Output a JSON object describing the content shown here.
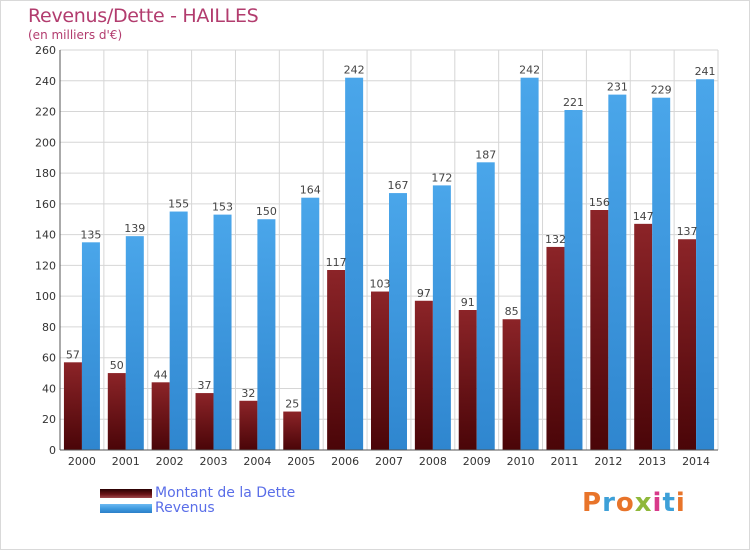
{
  "title": "Revenus/Dette - HAILLES",
  "subtitle": "(en milliers d'€)",
  "colors": {
    "dette": "#7a1a1e",
    "revenus": "#3f9be0",
    "title": "#b23c6e"
  },
  "legend": [
    {
      "label": "Montant de la Dette",
      "color": "#5c0f12"
    },
    {
      "label": "Revenus",
      "color": "#3f9be0"
    }
  ],
  "logo": {
    "text": "Proxiti"
  },
  "chart_data": {
    "type": "bar",
    "title": "Revenus/Dette - HAILLES",
    "subtitle": "(en milliers d'€)",
    "categories": [
      "2000",
      "2001",
      "2002",
      "2003",
      "2004",
      "2005",
      "2006",
      "2007",
      "2008",
      "2009",
      "2010",
      "2011",
      "2012",
      "2013",
      "2014"
    ],
    "series": [
      {
        "name": "Montant de la Dette",
        "values": [
          57,
          50,
          44,
          37,
          32,
          25,
          117,
          103,
          97,
          91,
          85,
          132,
          156,
          147,
          137
        ]
      },
      {
        "name": "Revenus",
        "values": [
          135,
          139,
          155,
          153,
          150,
          164,
          242,
          167,
          172,
          187,
          242,
          221,
          231,
          229,
          241
        ]
      }
    ],
    "ylim": [
      0,
      260
    ],
    "yticks": [
      0,
      20,
      40,
      60,
      80,
      100,
      120,
      140,
      160,
      180,
      200,
      220,
      240,
      260
    ],
    "grid": true,
    "legend_position": "bottom-left"
  }
}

++++++

▸ **GIVEN TASK**
Omitting all images, print the listing exactly.

▸ **ANSWER TO THE EXERCISE**
Output a JSON object describing the content shown here.
{
  "title": "Revenus/Dette - HAILLES",
  "subtitle": "(en milliers d'€)",
  "colors": {
    "dette": "#7a1a1e",
    "revenus": "#3f9be0",
    "title": "#b23c6e"
  },
  "legend": [
    {
      "label": "Montant de la Dette",
      "color": "#5c0f12"
    },
    {
      "label": "Revenus",
      "color": "#3f9be0"
    }
  ],
  "logo": {
    "text": "Proxiti"
  },
  "chart_data": {
    "type": "bar",
    "title": "Revenus/Dette - HAILLES",
    "subtitle": "(en milliers d'€)",
    "categories": [
      "2000",
      "2001",
      "2002",
      "2003",
      "2004",
      "2005",
      "2006",
      "2007",
      "2008",
      "2009",
      "2010",
      "2011",
      "2012",
      "2013",
      "2014"
    ],
    "series": [
      {
        "name": "Montant de la Dette",
        "values": [
          57,
          50,
          44,
          37,
          32,
          25,
          117,
          103,
          97,
          91,
          85,
          132,
          156,
          147,
          137
        ]
      },
      {
        "name": "Revenus",
        "values": [
          135,
          139,
          155,
          153,
          150,
          164,
          242,
          167,
          172,
          187,
          242,
          221,
          231,
          229,
          241
        ]
      }
    ],
    "ylim": [
      0,
      260
    ],
    "yticks": [
      0,
      20,
      40,
      60,
      80,
      100,
      120,
      140,
      160,
      180,
      200,
      220,
      240,
      260
    ],
    "grid": true,
    "legend_position": "bottom-left"
  }
}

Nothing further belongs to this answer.